◆ WORK TO DO: Could you write out the records below exactly as they appear, leaving out any pictures?

◆ EXTRACTED RECORDS:
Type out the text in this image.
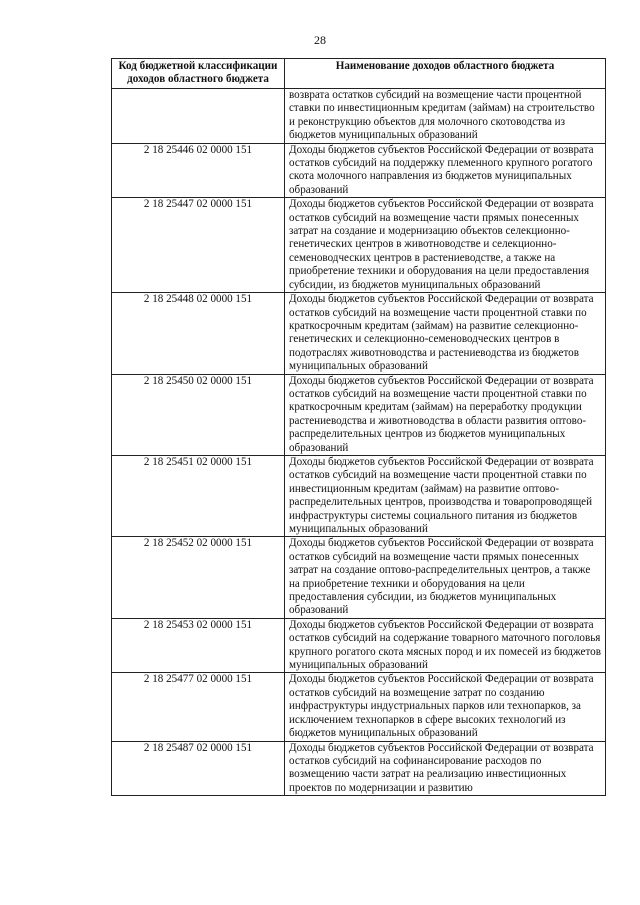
28
Код бюджетной классификации доходов областного бюджета	Наименование доходов областного бюджета
	возврата остатков субсидий на возмещение части процентной ставки по инвестиционным кредитам (займам) на строительство и реконструкцию объектов для молочного скотоводства из бюджетов муниципальных образований
2 18 25446 02 0000 151	Доходы бюджетов субъектов Российской Федерации от возврата остатков субсидий на поддержку племенного крупного рогатого скота молочного направления из бюджетов муниципальных образований
2 18 25447 02 0000 151	Доходы бюджетов субъектов Российской Федерации от возврата остатков субсидий на возмещение части прямых понесенных затрат на создание и модернизацию объектов селекционно-генетических центров в животноводстве и селекционно-семеноводческих центров в растениеводстве, а также на приобретение техники и оборудования на цели предоставления субсидии, из бюджетов муниципальных образований
2 18 25448 02 0000 151	Доходы бюджетов субъектов Российской Федерации от возврата остатков субсидий на возмещение части процентной ставки по краткосрочным кредитам (займам) на развитие селекционно-генетических и селекционно-семеноводческих центров в подотраслях животноводства и растениеводства из бюджетов муниципальных образований
2 18 25450 02 0000 151	Доходы бюджетов субъектов Российской Федерации от возврата остатков субсидий на возмещение части процентной ставки по краткосрочным кредитам (займам) на переработку продукции растениеводства и животноводства в области развития оптово-распределительных центров из бюджетов муниципальных образований
2 18 25451 02 0000 151	Доходы бюджетов субъектов Российской Федерации от возврата остатков субсидий на возмещение части процентной ставки по инвестиционным кредитам (займам) на развитие оптово-распределительных центров, производства и товаропроводящей инфраструктуры системы социального питания из бюджетов муниципальных образований
2 18 25452 02 0000 151	Доходы бюджетов субъектов Российской Федерации от возврата остатков субсидий на возмещение части прямых понесенных затрат на создание оптово-распределительных центров, а также на приобретение техники и оборудования на цели предоставления субсидии, из бюджетов муниципальных образований
2 18 25453 02 0000 151	Доходы бюджетов субъектов Российской Федерации от возврата остатков субсидий на содержание товарного маточного поголовья крупного рогатого скота мясных пород и их помесей из бюджетов муниципальных образований
2 18 25477 02 0000 151	Доходы бюджетов субъектов Российской Федерации от возврата остатков субсидий на возмещение затрат по созданию инфраструктуры индустриальных парков или технопарков, за исключением технопарков в сфере высоких технологий из бюджетов муниципальных образований
2 18 25487 02 0000 151	Доходы бюджетов субъектов Российской Федерации от возврата остатков субсидий на софинансирование расходов по возмещению части затрат на реализацию инвестиционных проектов по модернизации и развитию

◆ EXERCISE OUTPUT:
Type out the text in this image.
28
Код бюджетной классификации доходов областного бюджета	Наименование доходов областного бюджета
	возврата остатков субсидий на возмещение части процентной ставки по инвестиционным кредитам (займам) на строительство и реконструкцию объектов для молочного скотоводства из бюджетов муниципальных образований
2 18 25446 02 0000 151	Доходы бюджетов субъектов Российской Федерации от возврата остатков субсидий на поддержку племенного крупного рогатого скота молочного направления из бюджетов муниципальных образований
2 18 25447 02 0000 151	Доходы бюджетов субъектов Российской Федерации от возврата остатков субсидий на возмещение части прямых понесенных затрат на создание и модернизацию объектов селекционно-генетических центров в животноводстве и селекционно-семеноводческих центров в растениеводстве, а также на приобретение техники и оборудования на цели предоставления субсидии, из бюджетов муниципальных образований
2 18 25448 02 0000 151	Доходы бюджетов субъектов Российской Федерации от возврата остатков субсидий на возмещение части процентной ставки по краткосрочным кредитам (займам) на развитие селекционно-генетических и селекционно-семеноводческих центров в подотраслях животноводства и растениеводства из бюджетов муниципальных образований
2 18 25450 02 0000 151	Доходы бюджетов субъектов Российской Федерации от возврата остатков субсидий на возмещение части процентной ставки по краткосрочным кредитам (займам) на переработку продукции растениеводства и животноводства в области развития оптово-распределительных центров из бюджетов муниципальных образований
2 18 25451 02 0000 151	Доходы бюджетов субъектов Российской Федерации от возврата остатков субсидий на возмещение части процентной ставки по инвестиционным кредитам (займам) на развитие оптово-распределительных центров, производства и товаропроводящей инфраструктуры системы социального питания из бюджетов муниципальных образований
2 18 25452 02 0000 151	Доходы бюджетов субъектов Российской Федерации от возврата остатков субсидий на возмещение части прямых понесенных затрат на создание оптово-распределительных центров, а также на приобретение техники и оборудования на цели предоставления субсидии, из бюджетов муниципальных образований
2 18 25453 02 0000 151	Доходы бюджетов субъектов Российской Федерации от возврата остатков субсидий на содержание товарного маточного поголовья крупного рогатого скота мясных пород и их помесей из бюджетов муниципальных образований
2 18 25477 02 0000 151	Доходы бюджетов субъектов Российской Федерации от возврата остатков субсидий на возмещение затрат по созданию инфраструктуры индустриальных парков или технопарков, за исключением технопарков в сфере высоких технологий из бюджетов муниципальных образований
2 18 25487 02 0000 151	Доходы бюджетов субъектов Российской Федерации от возврата остатков субсидий на софинансирование расходов по возмещению части затрат на реализацию инвестиционных проектов по модернизации и развитию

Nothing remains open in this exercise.